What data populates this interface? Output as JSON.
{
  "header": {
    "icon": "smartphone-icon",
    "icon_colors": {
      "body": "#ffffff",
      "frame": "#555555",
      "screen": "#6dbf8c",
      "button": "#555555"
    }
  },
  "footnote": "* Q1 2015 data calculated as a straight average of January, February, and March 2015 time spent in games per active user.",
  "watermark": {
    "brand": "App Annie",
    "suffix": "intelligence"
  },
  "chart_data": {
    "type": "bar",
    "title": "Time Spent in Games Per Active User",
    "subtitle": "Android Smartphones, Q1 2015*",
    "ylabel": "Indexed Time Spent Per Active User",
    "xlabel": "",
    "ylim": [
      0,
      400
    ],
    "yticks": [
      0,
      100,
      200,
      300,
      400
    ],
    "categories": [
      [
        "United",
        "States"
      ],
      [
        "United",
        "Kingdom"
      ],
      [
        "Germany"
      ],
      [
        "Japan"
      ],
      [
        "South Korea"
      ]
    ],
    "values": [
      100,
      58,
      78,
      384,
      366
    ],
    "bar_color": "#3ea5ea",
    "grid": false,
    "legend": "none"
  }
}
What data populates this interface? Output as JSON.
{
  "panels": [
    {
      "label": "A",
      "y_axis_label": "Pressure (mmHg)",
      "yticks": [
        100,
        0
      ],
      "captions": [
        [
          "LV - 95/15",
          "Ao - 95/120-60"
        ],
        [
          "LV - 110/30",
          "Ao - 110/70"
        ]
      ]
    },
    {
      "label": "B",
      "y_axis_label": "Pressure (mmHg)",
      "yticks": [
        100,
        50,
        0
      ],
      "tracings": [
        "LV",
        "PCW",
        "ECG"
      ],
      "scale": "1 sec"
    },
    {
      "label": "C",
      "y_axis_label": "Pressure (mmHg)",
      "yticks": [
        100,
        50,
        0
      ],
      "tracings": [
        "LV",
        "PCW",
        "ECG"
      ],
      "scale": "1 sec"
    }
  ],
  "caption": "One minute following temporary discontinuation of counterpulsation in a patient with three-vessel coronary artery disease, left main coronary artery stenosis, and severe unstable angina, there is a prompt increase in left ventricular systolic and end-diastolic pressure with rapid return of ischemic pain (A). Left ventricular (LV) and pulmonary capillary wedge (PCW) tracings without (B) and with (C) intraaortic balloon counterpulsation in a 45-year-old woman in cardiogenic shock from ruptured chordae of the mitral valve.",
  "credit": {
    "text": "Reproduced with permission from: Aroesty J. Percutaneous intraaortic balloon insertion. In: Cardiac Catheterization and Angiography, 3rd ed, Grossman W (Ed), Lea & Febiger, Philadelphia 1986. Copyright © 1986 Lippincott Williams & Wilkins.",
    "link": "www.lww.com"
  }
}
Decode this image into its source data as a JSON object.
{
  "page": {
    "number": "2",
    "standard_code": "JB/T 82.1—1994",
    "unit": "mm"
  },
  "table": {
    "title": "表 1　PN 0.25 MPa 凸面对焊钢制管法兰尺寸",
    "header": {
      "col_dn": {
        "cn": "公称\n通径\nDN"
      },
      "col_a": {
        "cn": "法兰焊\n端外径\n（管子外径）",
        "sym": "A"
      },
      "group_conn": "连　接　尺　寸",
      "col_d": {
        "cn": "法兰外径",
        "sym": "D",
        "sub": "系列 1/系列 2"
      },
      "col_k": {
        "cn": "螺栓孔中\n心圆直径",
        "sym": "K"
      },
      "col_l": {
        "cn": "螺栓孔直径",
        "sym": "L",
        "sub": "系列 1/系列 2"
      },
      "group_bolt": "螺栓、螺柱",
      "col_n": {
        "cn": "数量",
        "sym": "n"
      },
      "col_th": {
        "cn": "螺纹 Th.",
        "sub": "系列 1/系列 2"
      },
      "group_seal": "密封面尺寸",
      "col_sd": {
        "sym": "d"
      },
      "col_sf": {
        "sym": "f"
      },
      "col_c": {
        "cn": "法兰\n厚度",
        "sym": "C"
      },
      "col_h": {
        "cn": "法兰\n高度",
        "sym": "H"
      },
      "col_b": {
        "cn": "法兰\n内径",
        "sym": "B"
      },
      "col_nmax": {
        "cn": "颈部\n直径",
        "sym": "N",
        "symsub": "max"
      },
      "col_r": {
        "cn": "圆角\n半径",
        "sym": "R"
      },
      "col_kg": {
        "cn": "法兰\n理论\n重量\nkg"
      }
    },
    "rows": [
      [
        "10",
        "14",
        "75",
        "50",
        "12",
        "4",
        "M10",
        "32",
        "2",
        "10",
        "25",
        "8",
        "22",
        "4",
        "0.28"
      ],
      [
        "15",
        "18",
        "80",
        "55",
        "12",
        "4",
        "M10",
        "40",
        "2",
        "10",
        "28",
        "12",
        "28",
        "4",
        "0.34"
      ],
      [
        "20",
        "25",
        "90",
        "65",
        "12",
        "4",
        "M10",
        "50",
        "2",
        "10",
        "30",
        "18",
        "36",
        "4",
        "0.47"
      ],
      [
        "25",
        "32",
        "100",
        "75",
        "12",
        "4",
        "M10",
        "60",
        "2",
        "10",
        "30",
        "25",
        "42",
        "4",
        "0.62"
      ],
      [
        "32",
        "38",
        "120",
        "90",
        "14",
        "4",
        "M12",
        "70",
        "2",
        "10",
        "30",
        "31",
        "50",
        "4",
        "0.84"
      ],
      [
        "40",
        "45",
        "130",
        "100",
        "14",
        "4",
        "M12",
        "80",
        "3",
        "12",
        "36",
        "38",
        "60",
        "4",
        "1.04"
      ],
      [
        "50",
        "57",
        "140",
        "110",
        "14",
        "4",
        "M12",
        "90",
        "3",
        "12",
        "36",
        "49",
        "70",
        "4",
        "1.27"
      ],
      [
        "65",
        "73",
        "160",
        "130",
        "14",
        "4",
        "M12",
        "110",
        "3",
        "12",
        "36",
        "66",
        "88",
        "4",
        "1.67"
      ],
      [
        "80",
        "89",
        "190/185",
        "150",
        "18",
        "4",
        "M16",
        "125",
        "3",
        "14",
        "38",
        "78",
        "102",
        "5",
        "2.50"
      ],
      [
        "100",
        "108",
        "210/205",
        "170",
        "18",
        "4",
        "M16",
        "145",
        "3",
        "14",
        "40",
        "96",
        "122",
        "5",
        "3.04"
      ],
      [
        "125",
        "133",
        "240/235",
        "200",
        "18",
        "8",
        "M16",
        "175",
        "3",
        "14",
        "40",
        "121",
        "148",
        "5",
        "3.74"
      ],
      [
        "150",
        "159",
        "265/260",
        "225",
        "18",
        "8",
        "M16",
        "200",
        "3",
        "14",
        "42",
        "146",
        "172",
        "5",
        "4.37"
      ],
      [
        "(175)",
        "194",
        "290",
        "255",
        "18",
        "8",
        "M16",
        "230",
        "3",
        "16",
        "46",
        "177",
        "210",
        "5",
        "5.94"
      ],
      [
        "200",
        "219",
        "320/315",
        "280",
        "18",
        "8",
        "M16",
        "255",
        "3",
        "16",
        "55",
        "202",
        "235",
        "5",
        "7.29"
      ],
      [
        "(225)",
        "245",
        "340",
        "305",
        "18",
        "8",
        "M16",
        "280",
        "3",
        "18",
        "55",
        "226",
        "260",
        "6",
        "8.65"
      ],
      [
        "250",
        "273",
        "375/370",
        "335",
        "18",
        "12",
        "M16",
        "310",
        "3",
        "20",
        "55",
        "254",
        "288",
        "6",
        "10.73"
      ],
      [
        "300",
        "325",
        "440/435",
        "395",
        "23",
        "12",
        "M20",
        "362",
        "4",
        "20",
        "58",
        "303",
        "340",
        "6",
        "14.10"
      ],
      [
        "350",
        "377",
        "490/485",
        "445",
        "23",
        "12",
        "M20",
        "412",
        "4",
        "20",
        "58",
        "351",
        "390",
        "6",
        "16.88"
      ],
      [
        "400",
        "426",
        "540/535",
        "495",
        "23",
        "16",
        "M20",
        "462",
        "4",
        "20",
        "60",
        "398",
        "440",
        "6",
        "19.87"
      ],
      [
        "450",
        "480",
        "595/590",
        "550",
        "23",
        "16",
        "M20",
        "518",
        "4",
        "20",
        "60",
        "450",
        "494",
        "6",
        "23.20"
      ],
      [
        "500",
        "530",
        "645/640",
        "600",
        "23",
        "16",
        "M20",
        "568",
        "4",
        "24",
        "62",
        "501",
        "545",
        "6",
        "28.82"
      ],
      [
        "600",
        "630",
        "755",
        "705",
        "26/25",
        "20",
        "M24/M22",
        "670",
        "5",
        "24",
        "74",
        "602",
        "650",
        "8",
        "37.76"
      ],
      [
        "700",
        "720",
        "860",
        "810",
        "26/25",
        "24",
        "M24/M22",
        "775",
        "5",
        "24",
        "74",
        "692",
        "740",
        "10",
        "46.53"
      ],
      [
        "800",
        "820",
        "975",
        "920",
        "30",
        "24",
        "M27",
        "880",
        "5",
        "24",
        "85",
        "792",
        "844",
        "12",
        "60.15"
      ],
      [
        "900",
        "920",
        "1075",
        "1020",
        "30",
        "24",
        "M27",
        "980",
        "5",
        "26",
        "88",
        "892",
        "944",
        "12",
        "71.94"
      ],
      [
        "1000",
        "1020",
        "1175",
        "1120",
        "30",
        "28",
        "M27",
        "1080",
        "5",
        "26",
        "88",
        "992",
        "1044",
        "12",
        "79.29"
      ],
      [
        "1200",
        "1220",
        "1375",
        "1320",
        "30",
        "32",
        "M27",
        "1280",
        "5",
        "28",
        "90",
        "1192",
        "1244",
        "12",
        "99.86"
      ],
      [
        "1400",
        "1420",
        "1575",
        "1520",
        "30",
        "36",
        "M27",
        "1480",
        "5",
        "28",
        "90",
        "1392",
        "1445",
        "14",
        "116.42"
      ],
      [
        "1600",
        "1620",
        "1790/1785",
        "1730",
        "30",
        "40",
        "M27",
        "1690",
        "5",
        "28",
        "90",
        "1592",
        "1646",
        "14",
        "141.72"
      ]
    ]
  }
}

_ _ _ _ _

*WRITTEN EXERCISE*.
Make a list of all lines in the data that contain "intraaortic".

*FINISHED ANSWER*.
  "caption": "One minute following temporary discontinuation of counterpulsation in a patient with three-vessel coronary artery disease, left main coronary artery stenosis, and severe unstable angina, there is a prompt increase in left ventricular systolic and end-diastolic pressure with rapid return of ischemic pain (A). Left ventricular (LV) and pulmonary capillary wedge (PCW) tracings without (B) and with (C) intraaortic balloon counterpulsation in a 45-year-old woman in cardiogenic shock from ruptured chordae of the mitral valve.",
    "text": "Reproduced with permission from: Aroesty J. Percutaneous intraaortic balloon insertion. In: Cardiac Catheterization and Angiography, 3rd ed, Grossman W (Ed), Lea & Febiger, Philadelphia 1986. Copyright © 1986 Lippincott Williams & Wilkins.",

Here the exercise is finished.